■ **WRITTEN EXERCISE**: Provide an exact copy of the data, excluding the images.

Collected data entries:
......
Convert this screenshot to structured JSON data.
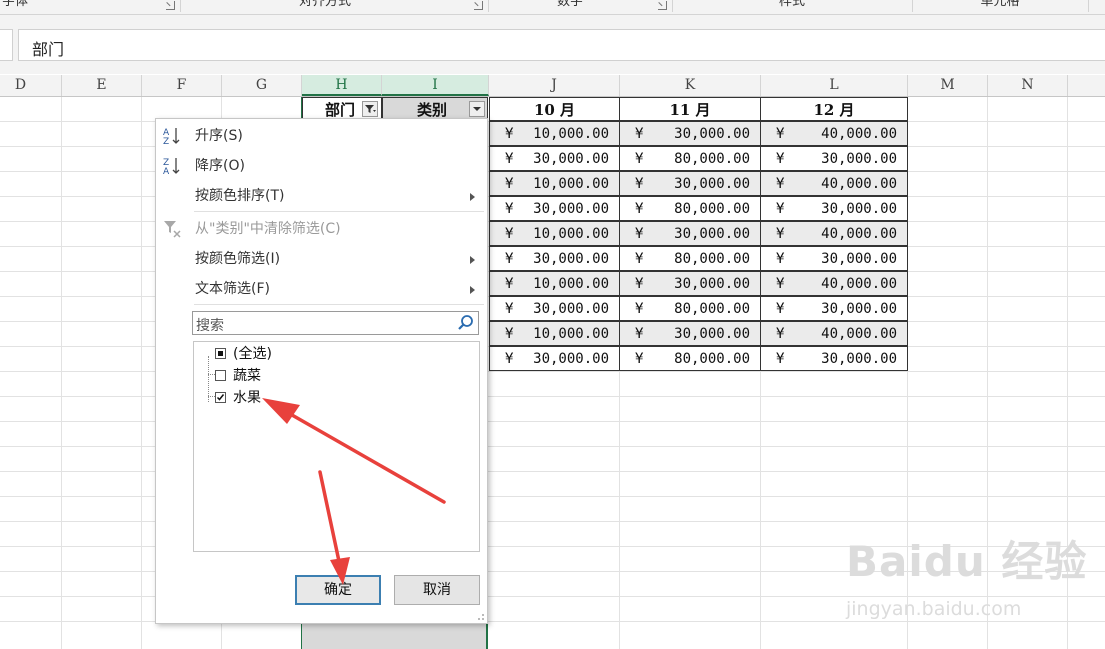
{
  "ribbon": {
    "groups": [
      "字体",
      "对齐方式",
      "数字",
      "样式",
      "单元格"
    ]
  },
  "formula_bar": {
    "value": "部门"
  },
  "columns": [
    "D",
    "E",
    "F",
    "G",
    "H",
    "I",
    "J",
    "K",
    "L",
    "M",
    "N"
  ],
  "table": {
    "headers": {
      "h": "部门",
      "i": "类别",
      "j": "10 月",
      "k": "11 月",
      "l": "12 月"
    },
    "currency": "¥",
    "rows": [
      [
        "10,000.00",
        "30,000.00",
        "40,000.00"
      ],
      [
        "30,000.00",
        "80,000.00",
        "30,000.00"
      ],
      [
        "10,000.00",
        "30,000.00",
        "40,000.00"
      ],
      [
        "30,000.00",
        "80,000.00",
        "30,000.00"
      ],
      [
        "10,000.00",
        "30,000.00",
        "40,000.00"
      ],
      [
        "30,000.00",
        "80,000.00",
        "30,000.00"
      ],
      [
        "10,000.00",
        "30,000.00",
        "40,000.00"
      ],
      [
        "30,000.00",
        "80,000.00",
        "30,000.00"
      ],
      [
        "10,000.00",
        "30,000.00",
        "40,000.00"
      ],
      [
        "30,000.00",
        "80,000.00",
        "30,000.00"
      ]
    ]
  },
  "filter_menu": {
    "sort_asc": "升序(S)",
    "sort_desc": "降序(O)",
    "sort_by_color": "按颜色排序(T)",
    "clear_filter": "从\"类别\"中清除筛选(C)",
    "filter_by_color": "按颜色筛选(I)",
    "text_filter": "文本筛选(F)",
    "search_placeholder": "搜索",
    "items": [
      {
        "label": "(全选)",
        "state": "partial"
      },
      {
        "label": "蔬菜",
        "state": "unchecked"
      },
      {
        "label": "水果",
        "state": "checked"
      }
    ],
    "ok": "确定",
    "cancel": "取消"
  },
  "watermark": {
    "brand": "Baidu 经验",
    "url": "jingyan.baidu.com"
  },
  "colors": {
    "accent": "#217346",
    "annotation": "#e8413c",
    "ok_border": "#3c7fb1"
  }
}
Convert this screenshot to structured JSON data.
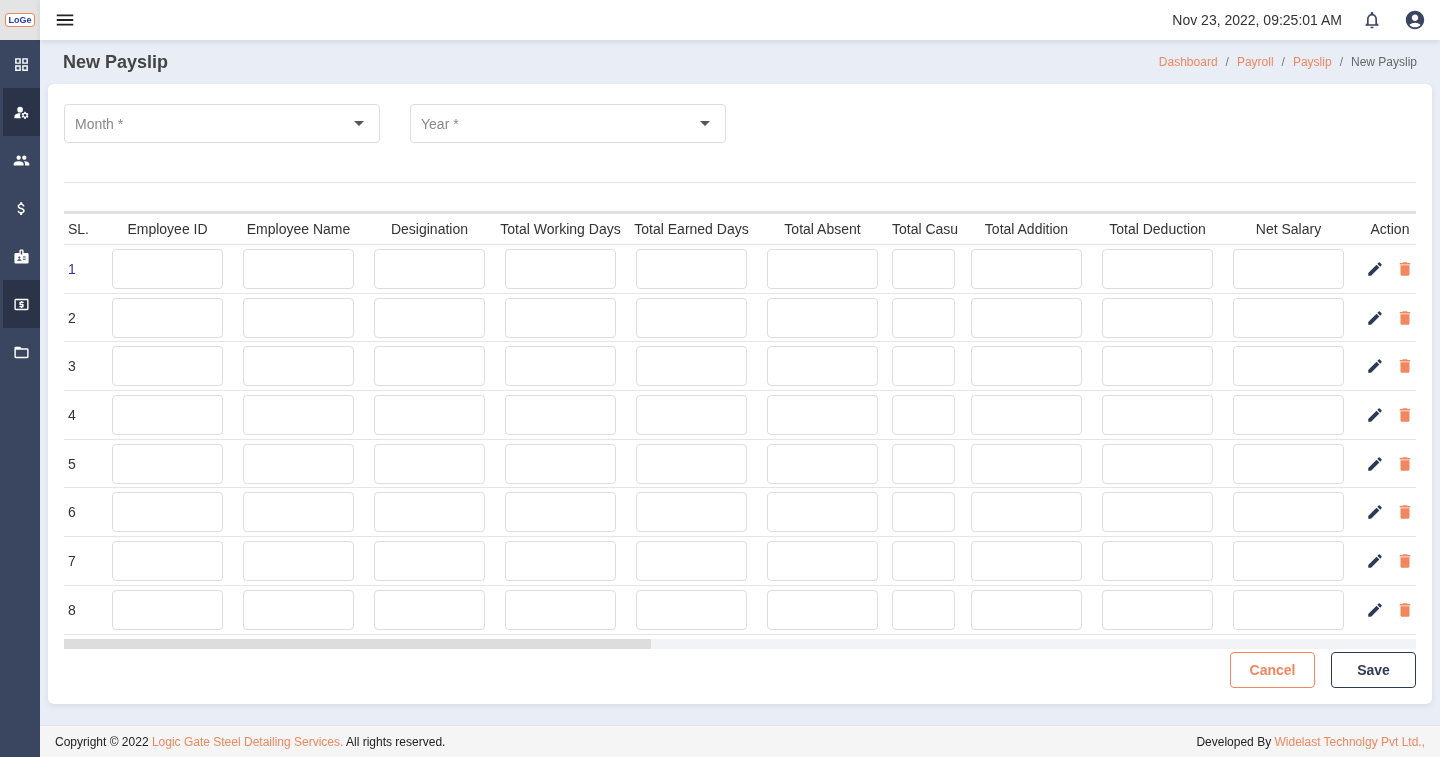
{
  "logo": {
    "text": "LoGe"
  },
  "sidebar": {
    "items": [
      {
        "selected": false
      },
      {
        "selected": true
      },
      {
        "selected": false
      },
      {
        "selected": false
      },
      {
        "selected": false
      },
      {
        "selected": true
      },
      {
        "selected": false
      }
    ]
  },
  "topbar": {
    "datetime": "Nov 23, 2022, 09:25:01 AM"
  },
  "page": {
    "title": "New Payslip",
    "breadcrumb": [
      {
        "label": "Dashboard",
        "kind": "link"
      },
      {
        "label": "/",
        "kind": "separator"
      },
      {
        "label": "Payroll",
        "kind": "link"
      },
      {
        "label": "/",
        "kind": "separator"
      },
      {
        "label": "Payslip",
        "kind": "link"
      },
      {
        "label": "/",
        "kind": "separator"
      },
      {
        "label": "New Payslip",
        "kind": "current"
      }
    ]
  },
  "filters": [
    {
      "placeholder": "Month *"
    },
    {
      "placeholder": "Year *"
    }
  ],
  "table": {
    "columns": [
      {
        "label": "SL.",
        "kind": "sl"
      },
      {
        "label": "Employee ID",
        "kind": "input"
      },
      {
        "label": "Employee Name",
        "kind": "input"
      },
      {
        "label": "Desigination",
        "kind": "input"
      },
      {
        "label": "Total Working Days",
        "kind": "input"
      },
      {
        "label": "Total Earned Days",
        "kind": "input"
      },
      {
        "label": "Total Absent",
        "kind": "input"
      },
      {
        "label": "Total Casu",
        "kind": "clipped"
      },
      {
        "label": "Total Addition",
        "kind": "input"
      },
      {
        "label": "Total Deduction",
        "kind": "input"
      },
      {
        "label": "Net Salary",
        "kind": "input"
      },
      {
        "label": "Action",
        "kind": "action"
      }
    ],
    "rows": [
      {
        "sl": "1"
      },
      {
        "sl": "2"
      },
      {
        "sl": "3"
      },
      {
        "sl": "4"
      },
      {
        "sl": "5"
      },
      {
        "sl": "6"
      },
      {
        "sl": "7"
      },
      {
        "sl": "8"
      }
    ]
  },
  "buttons": [
    {
      "label": "Cancel",
      "kind": "cancel"
    },
    {
      "label": "Save",
      "kind": "save"
    }
  ],
  "footer": {
    "left": [
      {
        "text": "Copyright © 2022 ",
        "kind": "text"
      },
      {
        "text": "Logic Gate Steel Detailing Services.",
        "kind": "link"
      },
      {
        "text": " All rights reserved.",
        "kind": "text"
      }
    ],
    "right": [
      {
        "text": "Developed By ",
        "kind": "text"
      },
      {
        "text": "Widelast Technolgy Pvt Ltd.,",
        "kind": "link"
      }
    ]
  }
}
......
■ **OUTPUT OF THE TASK**:
Convert this screenshot to structured JSON data.
{
  "ribbon": {
    "groups": [
      "字体",
      "对齐方式",
      "数字",
      "样式",
      "单元格"
    ]
  },
  "formula_bar": {
    "value": "部门"
  },
  "columns": [
    "D",
    "E",
    "F",
    "G",
    "H",
    "I",
    "J",
    "K",
    "L",
    "M",
    "N"
  ],
  "table": {
    "headers": {
      "h": "部门",
      "i": "类别",
      "j": "10 月",
      "k": "11 月",
      "l": "12 月"
    },
    "currency": "¥",
    "rows": [
      [
        "10,000.00",
        "30,000.00",
        "40,000.00"
      ],
      [
        "30,000.00",
        "80,000.00",
        "30,000.00"
      ],
      [
        "10,000.00",
        "30,000.00",
        "40,000.00"
      ],
      [
        "30,000.00",
        "80,000.00",
        "30,000.00"
      ],
      [
        "10,000.00",
        "30,000.00",
        "40,000.00"
      ],
      [
        "30,000.00",
        "80,000.00",
        "30,000.00"
      ],
      [
        "10,000.00",
        "30,000.00",
        "40,000.00"
      ],
      [
        "30,000.00",
        "80,000.00",
        "30,000.00"
      ],
      [
        "10,000.00",
        "30,000.00",
        "40,000.00"
      ],
      [
        "30,000.00",
        "80,000.00",
        "30,000.00"
      ]
    ]
  },
  "filter_menu": {
    "sort_asc": "升序(S)",
    "sort_desc": "降序(O)",
    "sort_by_color": "按颜色排序(T)",
    "clear_filter": "从\"类别\"中清除筛选(C)",
    "filter_by_color": "按颜色筛选(I)",
    "text_filter": "文本筛选(F)",
    "search_placeholder": "搜索",
    "items": [
      {
        "label": "(全选)",
        "state": "partial"
      },
      {
        "label": "蔬菜",
        "state": "unchecked"
      },
      {
        "label": "水果",
        "state": "checked"
      }
    ],
    "ok": "确定",
    "cancel": "取消"
  },
  "watermark": {
    "brand": "Baidu 经验",
    "url": "jingyan.baidu.com"
  },
  "colors": {
    "accent": "#217346",
    "annotation": "#e8413c",
    "ok_border": "#3c7fb1"
  }
}
Convert this screenshot to structured JSON data.
{
  "logo": {
    "text": "LoGe"
  },
  "sidebar": {
    "items": [
      {
        "selected": false
      },
      {
        "selected": true
      },
      {
        "selected": false
      },
      {
        "selected": false
      },
      {
        "selected": false
      },
      {
        "selected": true
      },
      {
        "selected": false
      }
    ]
  },
  "topbar": {
    "datetime": "Nov 23, 2022, 09:25:01 AM"
  },
  "page": {
    "title": "New Payslip",
    "breadcrumb": [
      {
        "label": "Dashboard",
        "kind": "link"
      },
      {
        "label": "/",
        "kind": "separator"
      },
      {
        "label": "Payroll",
        "kind": "link"
      },
      {
        "label": "/",
        "kind": "separator"
      },
      {
        "label": "Payslip",
        "kind": "link"
      },
      {
        "label": "/",
        "kind": "separator"
      },
      {
        "label": "New Payslip",
        "kind": "current"
      }
    ]
  },
  "filters": [
    {
      "placeholder": "Month *"
    },
    {
      "placeholder": "Year *"
    }
  ],
  "table": {
    "columns": [
      {
        "label": "SL.",
        "kind": "sl"
      },
      {
        "label": "Employee ID",
        "kind": "input"
      },
      {
        "label": "Employee Name",
        "kind": "input"
      },
      {
        "label": "Desigination",
        "kind": "input"
      },
      {
        "label": "Total Working Days",
        "kind": "input"
      },
      {
        "label": "Total Earned Days",
        "kind": "input"
      },
      {
        "label": "Total Absent",
        "kind": "input"
      },
      {
        "label": "Total Casu",
        "kind": "clipped"
      },
      {
        "label": "Total Addition",
        "kind": "input"
      },
      {
        "label": "Total Deduction",
        "kind": "input"
      },
      {
        "label": "Net Salary",
        "kind": "input"
      },
      {
        "label": "Action",
        "kind": "action"
      }
    ],
    "rows": [
      {
        "sl": "1"
      },
      {
        "sl": "2"
      },
      {
        "sl": "3"
      },
      {
        "sl": "4"
      },
      {
        "sl": "5"
      },
      {
        "sl": "6"
      },
      {
        "sl": "7"
      },
      {
        "sl": "8"
      }
    ]
  },
  "buttons": [
    {
      "label": "Cancel",
      "kind": "cancel"
    },
    {
      "label": "Save",
      "kind": "save"
    }
  ],
  "footer": {
    "left": [
      {
        "text": "Copyright © 2022 ",
        "kind": "text"
      },
      {
        "text": "Logic Gate Steel Detailing Services.",
        "kind": "link"
      },
      {
        "text": " All rights reserved.",
        "kind": "text"
      }
    ],
    "right": [
      {
        "text": "Developed By ",
        "kind": "text"
      },
      {
        "text": "Widelast Technolgy Pvt Ltd.,",
        "kind": "link"
      }
    ]
  }
}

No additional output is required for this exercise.